## RECORDS
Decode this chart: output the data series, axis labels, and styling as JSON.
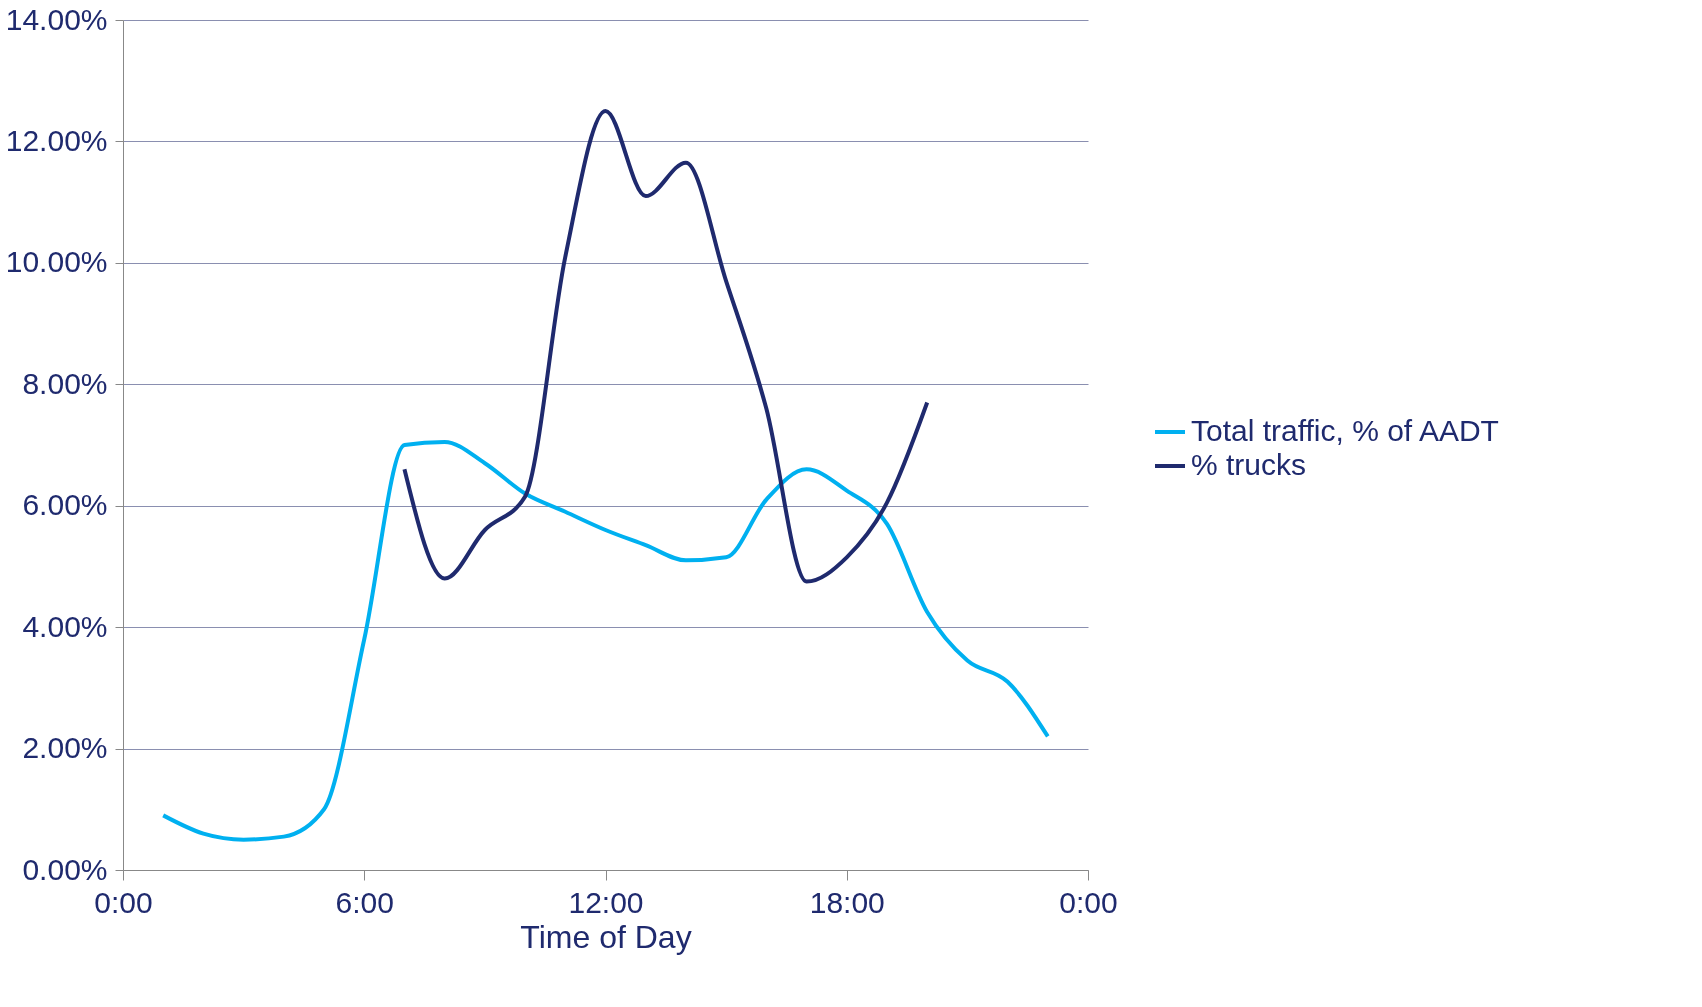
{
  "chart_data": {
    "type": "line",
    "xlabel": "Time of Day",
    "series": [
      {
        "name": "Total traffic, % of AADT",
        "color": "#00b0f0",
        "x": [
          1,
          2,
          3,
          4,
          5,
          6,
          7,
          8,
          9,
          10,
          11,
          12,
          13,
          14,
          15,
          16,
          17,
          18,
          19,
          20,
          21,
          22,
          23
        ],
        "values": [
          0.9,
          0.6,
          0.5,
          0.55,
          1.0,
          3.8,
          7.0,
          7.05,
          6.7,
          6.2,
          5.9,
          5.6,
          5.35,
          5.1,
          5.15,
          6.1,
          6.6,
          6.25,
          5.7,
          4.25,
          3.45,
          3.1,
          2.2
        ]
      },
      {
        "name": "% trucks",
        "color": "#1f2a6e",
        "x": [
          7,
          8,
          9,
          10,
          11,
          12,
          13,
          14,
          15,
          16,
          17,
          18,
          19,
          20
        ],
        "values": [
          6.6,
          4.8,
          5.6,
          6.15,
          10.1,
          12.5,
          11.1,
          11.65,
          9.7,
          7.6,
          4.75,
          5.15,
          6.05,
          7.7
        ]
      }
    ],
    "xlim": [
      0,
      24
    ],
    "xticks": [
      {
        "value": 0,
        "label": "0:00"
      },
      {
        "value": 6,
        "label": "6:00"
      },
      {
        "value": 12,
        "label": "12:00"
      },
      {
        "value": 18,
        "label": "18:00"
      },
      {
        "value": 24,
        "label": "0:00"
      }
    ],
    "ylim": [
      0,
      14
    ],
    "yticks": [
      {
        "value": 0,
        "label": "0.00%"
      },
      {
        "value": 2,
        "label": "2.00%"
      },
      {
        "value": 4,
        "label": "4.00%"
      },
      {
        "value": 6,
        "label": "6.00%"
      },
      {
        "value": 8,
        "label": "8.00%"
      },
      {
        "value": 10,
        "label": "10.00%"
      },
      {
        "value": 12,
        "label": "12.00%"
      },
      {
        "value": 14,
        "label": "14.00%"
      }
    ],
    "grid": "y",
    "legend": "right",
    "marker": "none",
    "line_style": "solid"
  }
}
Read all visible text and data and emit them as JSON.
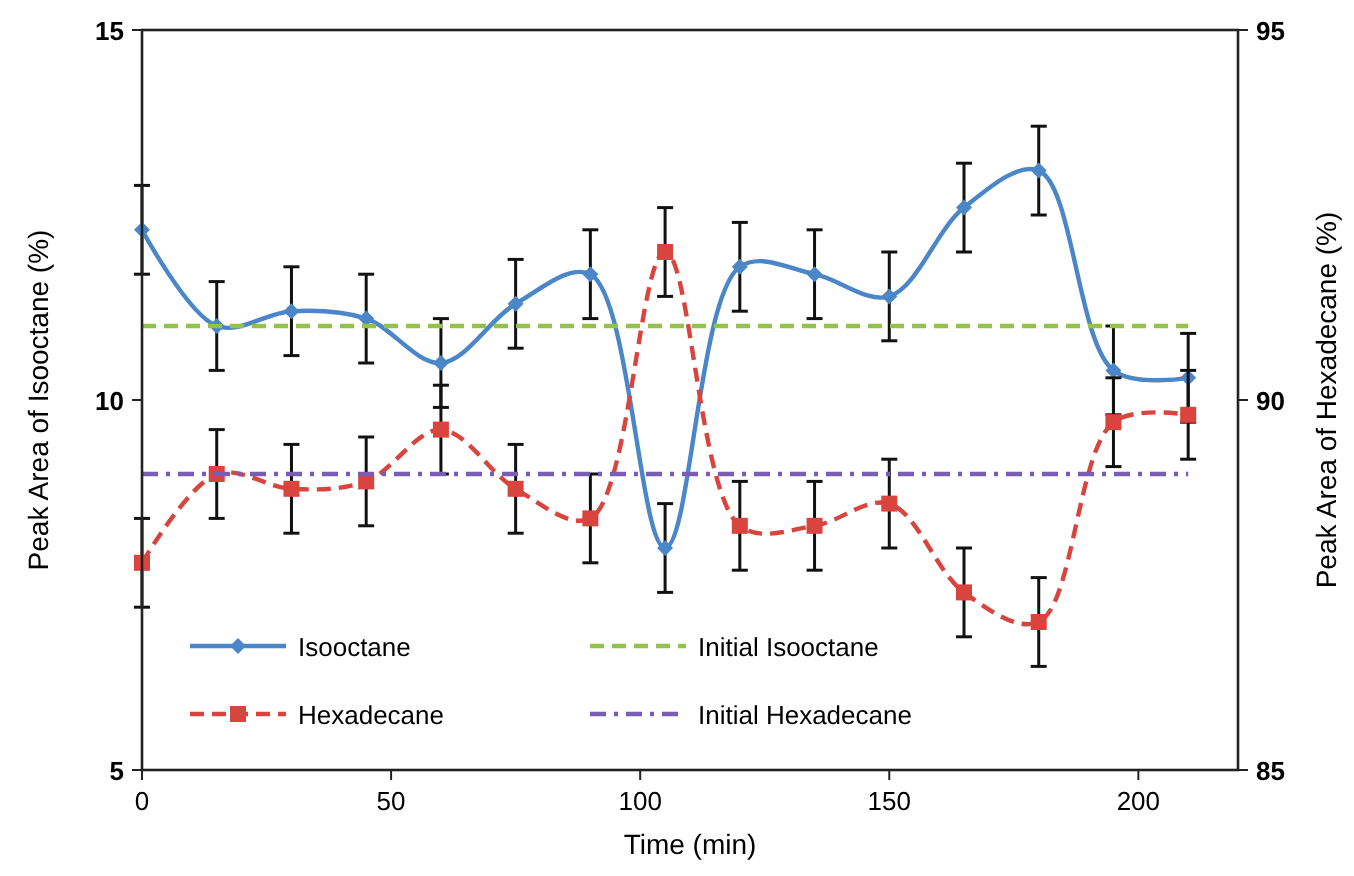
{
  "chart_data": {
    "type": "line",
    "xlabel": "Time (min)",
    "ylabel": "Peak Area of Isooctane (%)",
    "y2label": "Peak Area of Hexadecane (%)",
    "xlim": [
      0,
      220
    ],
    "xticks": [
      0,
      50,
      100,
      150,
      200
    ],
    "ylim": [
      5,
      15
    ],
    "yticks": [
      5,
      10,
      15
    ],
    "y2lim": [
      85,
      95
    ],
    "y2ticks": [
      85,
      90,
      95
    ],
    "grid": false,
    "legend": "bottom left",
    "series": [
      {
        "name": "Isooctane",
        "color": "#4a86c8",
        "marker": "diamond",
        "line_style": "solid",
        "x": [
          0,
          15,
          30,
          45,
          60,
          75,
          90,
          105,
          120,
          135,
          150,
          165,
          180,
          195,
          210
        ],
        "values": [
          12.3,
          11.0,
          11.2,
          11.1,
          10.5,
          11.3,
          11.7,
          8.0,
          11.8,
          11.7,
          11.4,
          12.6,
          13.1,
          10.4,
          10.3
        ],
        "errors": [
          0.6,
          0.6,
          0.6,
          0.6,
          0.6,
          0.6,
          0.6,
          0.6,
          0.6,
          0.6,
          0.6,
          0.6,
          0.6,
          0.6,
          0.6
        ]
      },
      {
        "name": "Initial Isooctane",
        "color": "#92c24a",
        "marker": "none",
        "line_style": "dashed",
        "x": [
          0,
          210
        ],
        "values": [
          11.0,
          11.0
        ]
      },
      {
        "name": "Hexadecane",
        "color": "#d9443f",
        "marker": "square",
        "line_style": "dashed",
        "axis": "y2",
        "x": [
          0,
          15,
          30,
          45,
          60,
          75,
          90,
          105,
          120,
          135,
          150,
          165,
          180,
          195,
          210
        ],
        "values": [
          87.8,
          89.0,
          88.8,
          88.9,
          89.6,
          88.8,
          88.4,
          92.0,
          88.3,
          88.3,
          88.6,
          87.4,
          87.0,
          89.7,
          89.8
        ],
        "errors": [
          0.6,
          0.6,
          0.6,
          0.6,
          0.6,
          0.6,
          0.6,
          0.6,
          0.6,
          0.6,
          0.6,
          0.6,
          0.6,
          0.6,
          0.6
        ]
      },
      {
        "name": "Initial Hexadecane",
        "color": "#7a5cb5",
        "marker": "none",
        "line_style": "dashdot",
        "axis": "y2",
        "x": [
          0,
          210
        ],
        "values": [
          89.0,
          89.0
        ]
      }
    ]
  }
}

## TASK PROMPT
Report the number of lines that include the string "JSON"; return nothing but the count.

## SOLUTION
2